WHAT THIS TASK INVOLVES: Print every line of the listing exactly, please.

--- START OF PROVIDED DATA ---

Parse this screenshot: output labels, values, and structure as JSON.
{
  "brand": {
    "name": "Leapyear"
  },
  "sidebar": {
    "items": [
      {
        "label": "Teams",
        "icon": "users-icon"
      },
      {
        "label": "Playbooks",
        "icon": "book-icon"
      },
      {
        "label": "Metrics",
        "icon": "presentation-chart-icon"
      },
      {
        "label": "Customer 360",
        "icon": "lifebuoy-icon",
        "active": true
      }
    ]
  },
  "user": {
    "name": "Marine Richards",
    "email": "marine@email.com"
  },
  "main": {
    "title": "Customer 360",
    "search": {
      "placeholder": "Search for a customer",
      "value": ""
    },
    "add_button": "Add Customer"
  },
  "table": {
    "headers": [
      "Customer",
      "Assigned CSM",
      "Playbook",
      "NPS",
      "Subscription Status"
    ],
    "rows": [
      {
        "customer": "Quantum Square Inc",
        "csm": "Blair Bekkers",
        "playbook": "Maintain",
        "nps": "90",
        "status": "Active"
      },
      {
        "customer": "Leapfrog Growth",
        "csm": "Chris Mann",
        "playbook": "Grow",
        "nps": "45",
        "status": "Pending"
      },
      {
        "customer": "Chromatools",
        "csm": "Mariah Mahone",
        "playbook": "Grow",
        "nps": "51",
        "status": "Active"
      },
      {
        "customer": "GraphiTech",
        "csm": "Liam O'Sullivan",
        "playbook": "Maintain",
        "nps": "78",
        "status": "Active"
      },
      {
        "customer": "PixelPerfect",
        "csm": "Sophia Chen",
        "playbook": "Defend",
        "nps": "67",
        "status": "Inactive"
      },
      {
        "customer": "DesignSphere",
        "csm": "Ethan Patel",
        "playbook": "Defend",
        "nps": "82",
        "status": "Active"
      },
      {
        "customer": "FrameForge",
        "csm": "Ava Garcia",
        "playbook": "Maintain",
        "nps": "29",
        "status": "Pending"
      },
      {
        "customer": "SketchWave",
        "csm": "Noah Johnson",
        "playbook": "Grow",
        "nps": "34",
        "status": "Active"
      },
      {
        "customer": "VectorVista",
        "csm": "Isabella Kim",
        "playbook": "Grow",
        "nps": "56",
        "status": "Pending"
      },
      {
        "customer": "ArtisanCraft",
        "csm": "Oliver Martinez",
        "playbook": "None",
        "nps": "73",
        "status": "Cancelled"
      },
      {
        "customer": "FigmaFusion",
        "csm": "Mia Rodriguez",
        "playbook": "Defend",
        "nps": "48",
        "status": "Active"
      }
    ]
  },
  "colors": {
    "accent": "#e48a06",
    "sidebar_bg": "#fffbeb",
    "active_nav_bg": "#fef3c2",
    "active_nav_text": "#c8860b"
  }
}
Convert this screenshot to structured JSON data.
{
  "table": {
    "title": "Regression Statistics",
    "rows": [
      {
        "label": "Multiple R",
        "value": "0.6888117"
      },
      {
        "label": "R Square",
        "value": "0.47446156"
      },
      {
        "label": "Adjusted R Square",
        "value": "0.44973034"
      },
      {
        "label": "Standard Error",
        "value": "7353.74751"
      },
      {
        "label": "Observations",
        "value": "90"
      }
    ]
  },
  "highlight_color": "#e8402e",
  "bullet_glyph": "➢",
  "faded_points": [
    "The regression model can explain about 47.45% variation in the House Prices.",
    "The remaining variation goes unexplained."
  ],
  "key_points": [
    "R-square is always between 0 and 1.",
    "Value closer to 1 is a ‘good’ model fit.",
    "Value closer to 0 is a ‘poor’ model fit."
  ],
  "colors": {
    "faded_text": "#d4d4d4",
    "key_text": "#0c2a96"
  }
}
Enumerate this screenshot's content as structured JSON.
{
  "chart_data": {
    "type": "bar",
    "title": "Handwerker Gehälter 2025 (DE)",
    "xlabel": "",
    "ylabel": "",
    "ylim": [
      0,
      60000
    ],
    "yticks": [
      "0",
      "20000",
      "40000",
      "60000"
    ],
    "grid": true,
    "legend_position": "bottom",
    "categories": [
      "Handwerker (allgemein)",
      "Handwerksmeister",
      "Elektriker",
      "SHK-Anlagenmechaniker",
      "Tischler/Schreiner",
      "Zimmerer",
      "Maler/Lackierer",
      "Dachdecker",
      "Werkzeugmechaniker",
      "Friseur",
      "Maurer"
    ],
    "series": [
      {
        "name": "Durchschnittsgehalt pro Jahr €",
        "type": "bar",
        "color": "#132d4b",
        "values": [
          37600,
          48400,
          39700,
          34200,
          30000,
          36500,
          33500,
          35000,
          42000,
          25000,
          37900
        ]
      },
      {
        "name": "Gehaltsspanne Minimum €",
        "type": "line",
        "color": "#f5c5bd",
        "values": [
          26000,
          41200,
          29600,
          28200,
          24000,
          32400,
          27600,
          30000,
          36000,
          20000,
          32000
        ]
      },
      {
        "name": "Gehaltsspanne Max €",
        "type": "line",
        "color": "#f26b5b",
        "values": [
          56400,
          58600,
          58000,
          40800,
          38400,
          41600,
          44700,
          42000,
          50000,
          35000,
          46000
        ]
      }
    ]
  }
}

--- END OF PROVIDED DATA ---

RESPONSE TO THIS TASK:
Parse this screenshot: output labels, values, and structure as JSON.
{
  "brand": {
    "name": "Leapyear"
  },
  "sidebar": {
    "items": [
      {
        "label": "Teams",
        "icon": "users-icon"
      },
      {
        "label": "Playbooks",
        "icon": "book-icon"
      },
      {
        "label": "Metrics",
        "icon": "presentation-chart-icon"
      },
      {
        "label": "Customer 360",
        "icon": "lifebuoy-icon",
        "active": true
      }
    ]
  },
  "user": {
    "name": "Marine Richards",
    "email": "marine@email.com"
  },
  "main": {
    "title": "Customer 360",
    "search": {
      "placeholder": "Search for a customer",
      "value": ""
    },
    "add_button": "Add Customer"
  },
  "table": {
    "headers": [
      "Customer",
      "Assigned CSM",
      "Playbook",
      "NPS",
      "Subscription Status"
    ],
    "rows": [
      {
        "customer": "Quantum Square Inc",
        "csm": "Blair Bekkers",
        "playbook": "Maintain",
        "nps": "90",
        "status": "Active"
      },
      {
        "customer": "Leapfrog Growth",
        "csm": "Chris Mann",
        "playbook": "Grow",
        "nps": "45",
        "status": "Pending"
      },
      {
        "customer": "Chromatools",
        "csm": "Mariah Mahone",
        "playbook": "Grow",
        "nps": "51",
        "status": "Active"
      },
      {
        "customer": "GraphiTech",
        "csm": "Liam O'Sullivan",
        "playbook": "Maintain",
        "nps": "78",
        "status": "Active"
      },
      {
        "customer": "PixelPerfect",
        "csm": "Sophia Chen",
        "playbook": "Defend",
        "nps": "67",
        "status": "Inactive"
      },
      {
        "customer": "DesignSphere",
        "csm": "Ethan Patel",
        "playbook": "Defend",
        "nps": "82",
        "status": "Active"
      },
      {
        "customer": "FrameForge",
        "csm": "Ava Garcia",
        "playbook": "Maintain",
        "nps": "29",
        "status": "Pending"
      },
      {
        "customer": "SketchWave",
        "csm": "Noah Johnson",
        "playbook": "Grow",
        "nps": "34",
        "status": "Active"
      },
      {
        "customer": "VectorVista",
        "csm": "Isabella Kim",
        "playbook": "Grow",
        "nps": "56",
        "status": "Pending"
      },
      {
        "customer": "ArtisanCraft",
        "csm": "Oliver Martinez",
        "playbook": "None",
        "nps": "73",
        "status": "Cancelled"
      },
      {
        "customer": "FigmaFusion",
        "csm": "Mia Rodriguez",
        "playbook": "Defend",
        "nps": "48",
        "status": "Active"
      }
    ]
  },
  "colors": {
    "accent": "#e48a06",
    "sidebar_bg": "#fffbeb",
    "active_nav_bg": "#fef3c2",
    "active_nav_text": "#c8860b"
  }
}
Convert this screenshot to structured JSON data.
{
  "table": {
    "title": "Regression Statistics",
    "rows": [
      {
        "label": "Multiple R",
        "value": "0.6888117"
      },
      {
        "label": "R Square",
        "value": "0.47446156"
      },
      {
        "label": "Adjusted R Square",
        "value": "0.44973034"
      },
      {
        "label": "Standard Error",
        "value": "7353.74751"
      },
      {
        "label": "Observations",
        "value": "90"
      }
    ]
  },
  "highlight_color": "#e8402e",
  "bullet_glyph": "➢",
  "faded_points": [
    "The regression model can explain about 47.45% variation in the House Prices.",
    "The remaining variation goes unexplained."
  ],
  "key_points": [
    "R-square is always between 0 and 1.",
    "Value closer to 1 is a ‘good’ model fit.",
    "Value closer to 0 is a ‘poor’ model fit."
  ],
  "colors": {
    "faded_text": "#d4d4d4",
    "key_text": "#0c2a96"
  }
}
Enumerate this screenshot's content as structured JSON.
{
  "chart_data": {
    "type": "bar",
    "title": "Handwerker Gehälter 2025 (DE)",
    "xlabel": "",
    "ylabel": "",
    "ylim": [
      0,
      60000
    ],
    "yticks": [
      "0",
      "20000",
      "40000",
      "60000"
    ],
    "grid": true,
    "legend_position": "bottom",
    "categories": [
      "Handwerker (allgemein)",
      "Handwerksmeister",
      "Elektriker",
      "SHK-Anlagenmechaniker",
      "Tischler/Schreiner",
      "Zimmerer",
      "Maler/Lackierer",
      "Dachdecker",
      "Werkzeugmechaniker",
      "Friseur",
      "Maurer"
    ],
    "series": [
      {
        "name": "Durchschnittsgehalt pro Jahr €",
        "type": "bar",
        "color": "#132d4b",
        "values": [
          37600,
          48400,
          39700,
          34200,
          30000,
          36500,
          33500,
          35000,
          42000,
          25000,
          37900
        ]
      },
      {
        "name": "Gehaltsspanne Minimum €",
        "type": "line",
        "color": "#f5c5bd",
        "values": [
          26000,
          41200,
          29600,
          28200,
          24000,
          32400,
          27600,
          30000,
          36000,
          20000,
          32000
        ]
      },
      {
        "name": "Gehaltsspanne Max €",
        "type": "line",
        "color": "#f26b5b",
        "values": [
          56400,
          58600,
          58000,
          40800,
          38400,
          41600,
          44700,
          42000,
          50000,
          35000,
          46000
        ]
      }
    ]
  }
}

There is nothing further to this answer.